_Work required_.
Copy all lines in which the word "document" can be found.
⟨
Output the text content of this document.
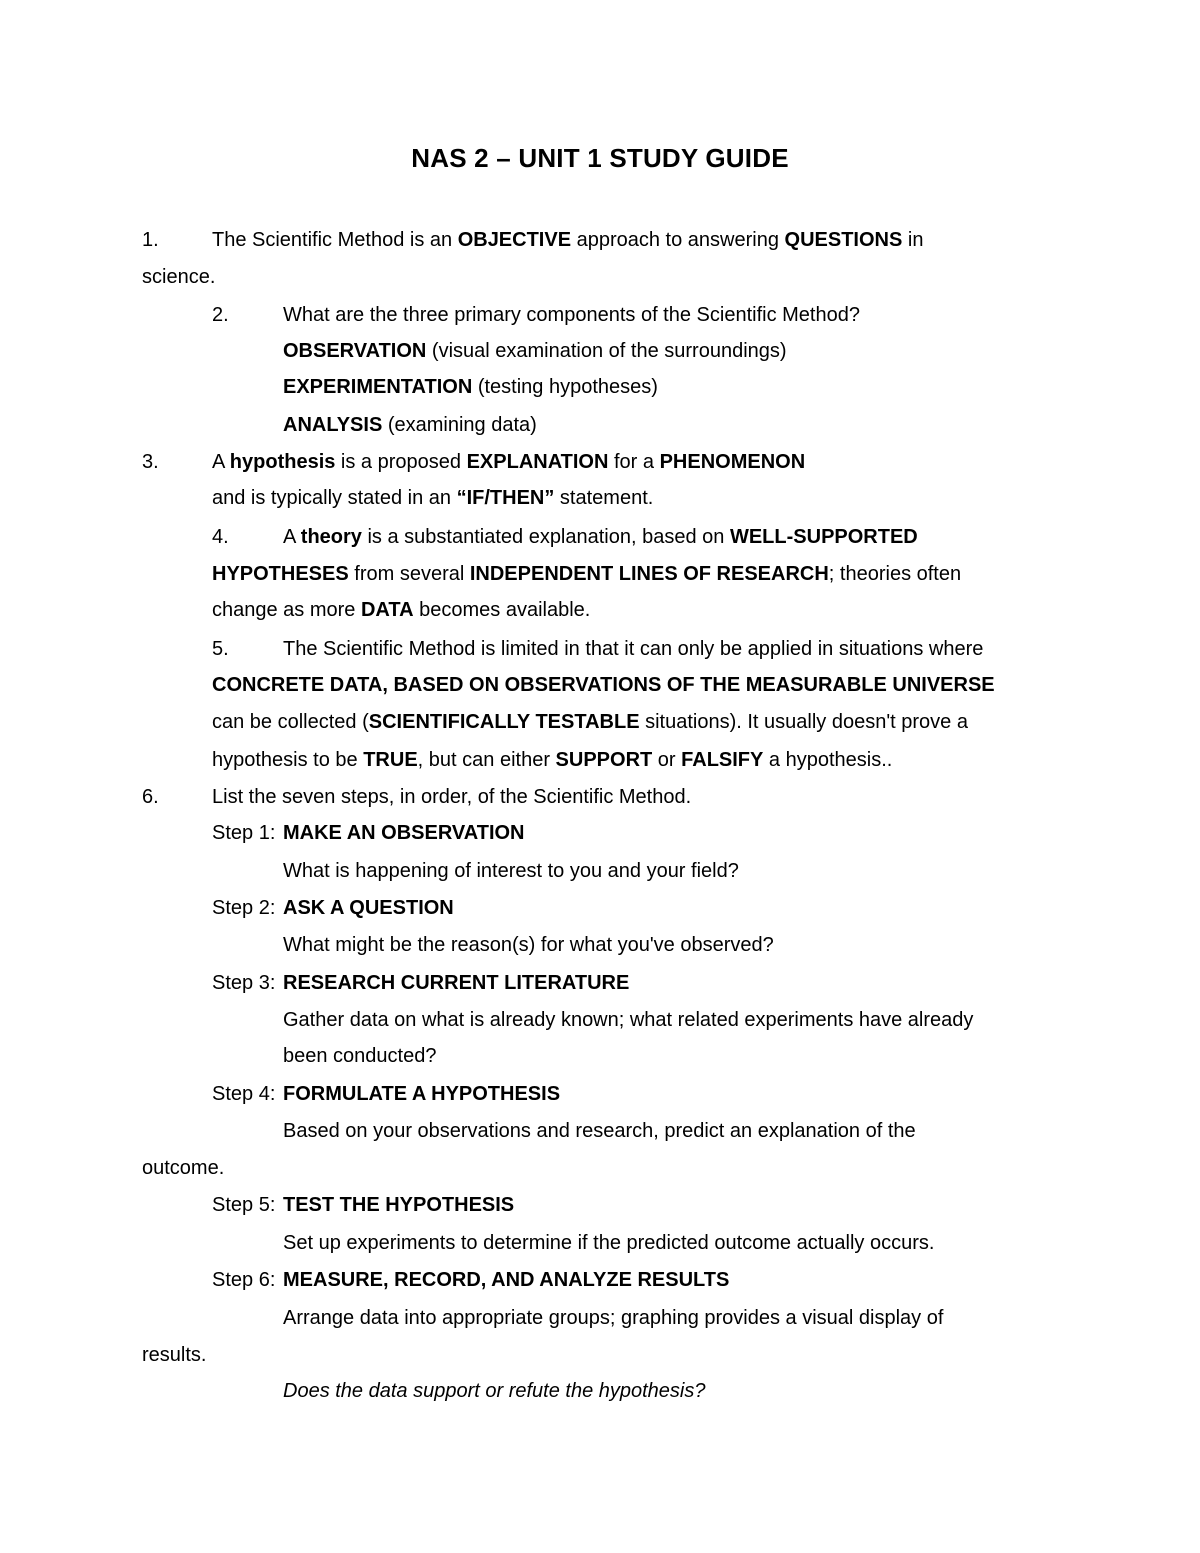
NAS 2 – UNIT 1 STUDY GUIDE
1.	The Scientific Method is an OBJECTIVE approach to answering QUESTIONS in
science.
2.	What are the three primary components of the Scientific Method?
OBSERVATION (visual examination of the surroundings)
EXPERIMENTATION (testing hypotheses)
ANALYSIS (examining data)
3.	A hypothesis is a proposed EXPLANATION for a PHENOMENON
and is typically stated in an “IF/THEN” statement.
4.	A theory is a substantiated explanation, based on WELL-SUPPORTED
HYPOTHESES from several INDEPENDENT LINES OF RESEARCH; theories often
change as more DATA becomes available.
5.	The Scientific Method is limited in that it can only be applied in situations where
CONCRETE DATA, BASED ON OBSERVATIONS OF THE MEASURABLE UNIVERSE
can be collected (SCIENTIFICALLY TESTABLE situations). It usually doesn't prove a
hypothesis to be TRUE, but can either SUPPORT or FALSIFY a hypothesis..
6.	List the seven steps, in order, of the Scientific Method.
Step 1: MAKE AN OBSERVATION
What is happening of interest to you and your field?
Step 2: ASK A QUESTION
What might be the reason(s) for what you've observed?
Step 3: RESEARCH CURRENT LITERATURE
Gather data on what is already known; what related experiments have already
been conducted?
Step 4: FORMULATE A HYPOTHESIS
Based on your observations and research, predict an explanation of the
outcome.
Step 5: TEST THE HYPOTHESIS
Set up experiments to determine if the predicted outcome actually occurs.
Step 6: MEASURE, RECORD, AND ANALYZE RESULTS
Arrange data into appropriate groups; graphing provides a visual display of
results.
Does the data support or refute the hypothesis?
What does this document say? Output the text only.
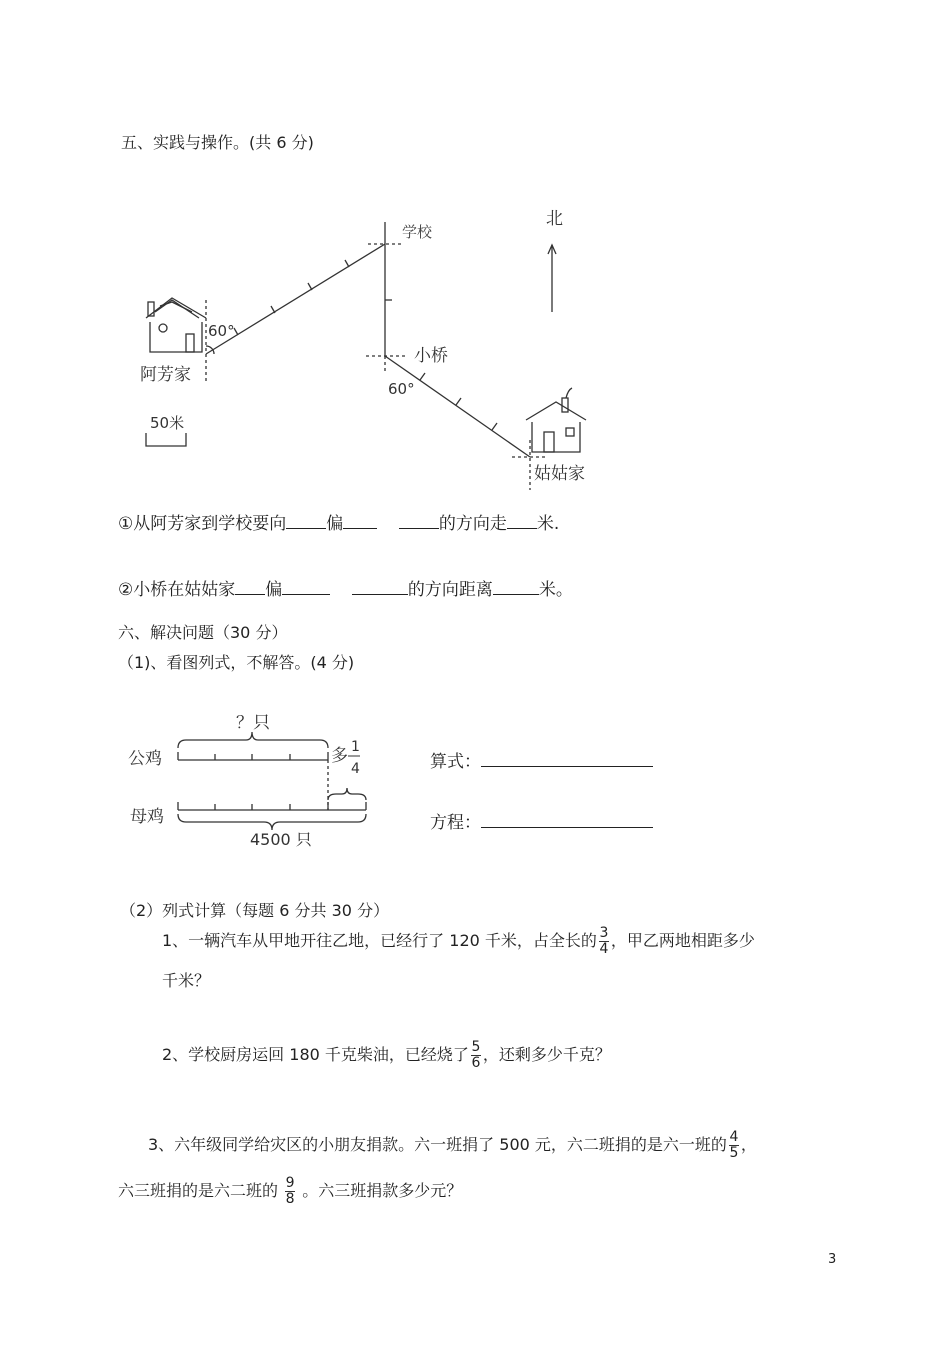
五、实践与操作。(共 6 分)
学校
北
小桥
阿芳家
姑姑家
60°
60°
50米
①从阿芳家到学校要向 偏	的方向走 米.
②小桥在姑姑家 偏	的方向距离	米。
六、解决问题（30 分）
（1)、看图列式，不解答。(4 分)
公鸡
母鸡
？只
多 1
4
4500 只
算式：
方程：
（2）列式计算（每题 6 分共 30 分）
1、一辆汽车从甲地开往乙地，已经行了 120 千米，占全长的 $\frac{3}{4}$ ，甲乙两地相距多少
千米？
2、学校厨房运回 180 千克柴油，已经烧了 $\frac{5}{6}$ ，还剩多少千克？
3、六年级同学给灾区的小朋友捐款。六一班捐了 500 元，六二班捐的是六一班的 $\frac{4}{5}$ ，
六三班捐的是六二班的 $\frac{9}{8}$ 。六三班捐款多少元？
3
⟩
_Exercise solution_.
Output the text content of this document.
What does this document say? Output the text only.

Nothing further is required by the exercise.